** Set problem **
Write out the complete material exactly as it stands.

** Material provided **
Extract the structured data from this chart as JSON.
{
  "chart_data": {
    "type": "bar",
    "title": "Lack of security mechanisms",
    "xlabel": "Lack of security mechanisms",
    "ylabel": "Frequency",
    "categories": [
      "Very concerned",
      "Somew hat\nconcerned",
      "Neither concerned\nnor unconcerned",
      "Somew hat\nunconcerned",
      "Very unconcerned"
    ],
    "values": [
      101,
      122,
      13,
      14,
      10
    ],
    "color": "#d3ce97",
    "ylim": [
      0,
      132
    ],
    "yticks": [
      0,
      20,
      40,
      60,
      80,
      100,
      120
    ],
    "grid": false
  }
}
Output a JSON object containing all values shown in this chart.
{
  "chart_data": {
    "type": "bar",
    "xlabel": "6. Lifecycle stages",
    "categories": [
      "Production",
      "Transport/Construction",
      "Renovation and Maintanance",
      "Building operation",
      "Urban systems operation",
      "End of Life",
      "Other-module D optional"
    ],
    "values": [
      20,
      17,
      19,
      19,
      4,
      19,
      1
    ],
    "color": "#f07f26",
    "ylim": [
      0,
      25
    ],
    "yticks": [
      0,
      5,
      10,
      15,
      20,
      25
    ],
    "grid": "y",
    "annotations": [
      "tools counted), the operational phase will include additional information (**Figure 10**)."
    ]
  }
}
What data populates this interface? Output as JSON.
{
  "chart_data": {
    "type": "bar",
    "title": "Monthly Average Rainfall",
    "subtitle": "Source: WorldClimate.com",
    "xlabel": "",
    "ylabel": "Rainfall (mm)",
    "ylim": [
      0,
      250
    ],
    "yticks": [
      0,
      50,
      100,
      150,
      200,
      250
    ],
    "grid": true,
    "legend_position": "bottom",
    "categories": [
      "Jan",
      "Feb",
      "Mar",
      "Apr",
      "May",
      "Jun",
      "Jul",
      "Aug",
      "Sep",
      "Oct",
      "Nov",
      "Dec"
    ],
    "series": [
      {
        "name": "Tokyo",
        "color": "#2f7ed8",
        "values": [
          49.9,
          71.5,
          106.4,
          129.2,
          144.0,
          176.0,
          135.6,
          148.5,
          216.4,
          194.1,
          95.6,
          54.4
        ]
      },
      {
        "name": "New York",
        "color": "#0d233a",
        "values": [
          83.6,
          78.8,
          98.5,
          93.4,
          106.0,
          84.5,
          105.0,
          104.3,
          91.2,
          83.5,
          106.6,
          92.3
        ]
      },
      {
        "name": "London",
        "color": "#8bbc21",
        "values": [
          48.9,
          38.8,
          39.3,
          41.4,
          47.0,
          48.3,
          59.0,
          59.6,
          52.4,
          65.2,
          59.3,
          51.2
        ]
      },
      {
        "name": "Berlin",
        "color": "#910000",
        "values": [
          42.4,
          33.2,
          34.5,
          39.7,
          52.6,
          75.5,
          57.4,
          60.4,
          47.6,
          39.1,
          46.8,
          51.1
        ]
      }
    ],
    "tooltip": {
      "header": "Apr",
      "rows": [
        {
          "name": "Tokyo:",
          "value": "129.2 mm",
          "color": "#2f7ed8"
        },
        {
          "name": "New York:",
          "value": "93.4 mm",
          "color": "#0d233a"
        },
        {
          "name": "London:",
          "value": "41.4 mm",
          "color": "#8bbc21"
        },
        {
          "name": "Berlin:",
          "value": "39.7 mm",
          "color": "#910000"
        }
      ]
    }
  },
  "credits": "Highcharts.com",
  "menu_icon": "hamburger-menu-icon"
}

** Output for this task **
Extract the structured data from this chart as JSON.
{
  "chart_data": {
    "type": "bar",
    "title": "Lack of security mechanisms",
    "xlabel": "Lack of security mechanisms",
    "ylabel": "Frequency",
    "categories": [
      "Very concerned",
      "Somew hat\nconcerned",
      "Neither concerned\nnor unconcerned",
      "Somew hat\nunconcerned",
      "Very unconcerned"
    ],
    "values": [
      101,
      122,
      13,
      14,
      10
    ],
    "color": "#d3ce97",
    "ylim": [
      0,
      132
    ],
    "yticks": [
      0,
      20,
      40,
      60,
      80,
      100,
      120
    ],
    "grid": false
  }
}
Output a JSON object containing all values shown in this chart.
{
  "chart_data": {
    "type": "bar",
    "xlabel": "6. Lifecycle stages",
    "categories": [
      "Production",
      "Transport/Construction",
      "Renovation and Maintanance",
      "Building operation",
      "Urban systems operation",
      "End of Life",
      "Other-module D optional"
    ],
    "values": [
      20,
      17,
      19,
      19,
      4,
      19,
      1
    ],
    "color": "#f07f26",
    "ylim": [
      0,
      25
    ],
    "yticks": [
      0,
      5,
      10,
      15,
      20,
      25
    ],
    "grid": "y",
    "annotations": [
      "tools counted), the operational phase will include additional information (**Figure 10**)."
    ]
  }
}
What data populates this interface? Output as JSON.
{
  "chart_data": {
    "type": "bar",
    "title": "Monthly Average Rainfall",
    "subtitle": "Source: WorldClimate.com",
    "xlabel": "",
    "ylabel": "Rainfall (mm)",
    "ylim": [
      0,
      250
    ],
    "yticks": [
      0,
      50,
      100,
      150,
      200,
      250
    ],
    "grid": true,
    "legend_position": "bottom",
    "categories": [
      "Jan",
      "Feb",
      "Mar",
      "Apr",
      "May",
      "Jun",
      "Jul",
      "Aug",
      "Sep",
      "Oct",
      "Nov",
      "Dec"
    ],
    "series": [
      {
        "name": "Tokyo",
        "color": "#2f7ed8",
        "values": [
          49.9,
          71.5,
          106.4,
          129.2,
          144.0,
          176.0,
          135.6,
          148.5,
          216.4,
          194.1,
          95.6,
          54.4
        ]
      },
      {
        "name": "New York",
        "color": "#0d233a",
        "values": [
          83.6,
          78.8,
          98.5,
          93.4,
          106.0,
          84.5,
          105.0,
          104.3,
          91.2,
          83.5,
          106.6,
          92.3
        ]
      },
      {
        "name": "London",
        "color": "#8bbc21",
        "values": [
          48.9,
          38.8,
          39.3,
          41.4,
          47.0,
          48.3,
          59.0,
          59.6,
          52.4,
          65.2,
          59.3,
          51.2
        ]
      },
      {
        "name": "Berlin",
        "color": "#910000",
        "values": [
          42.4,
          33.2,
          34.5,
          39.7,
          52.6,
          75.5,
          57.4,
          60.4,
          47.6,
          39.1,
          46.8,
          51.1
        ]
      }
    ],
    "tooltip": {
      "header": "Apr",
      "rows": [
        {
          "name": "Tokyo:",
          "value": "129.2 mm",
          "color": "#2f7ed8"
        },
        {
          "name": "New York:",
          "value": "93.4 mm",
          "color": "#0d233a"
        },
        {
          "name": "London:",
          "value": "41.4 mm",
          "color": "#8bbc21"
        },
        {
          "name": "Berlin:",
          "value": "39.7 mm",
          "color": "#910000"
        }
      ]
    }
  },
  "credits": "Highcharts.com",
  "menu_icon": "hamburger-menu-icon"
}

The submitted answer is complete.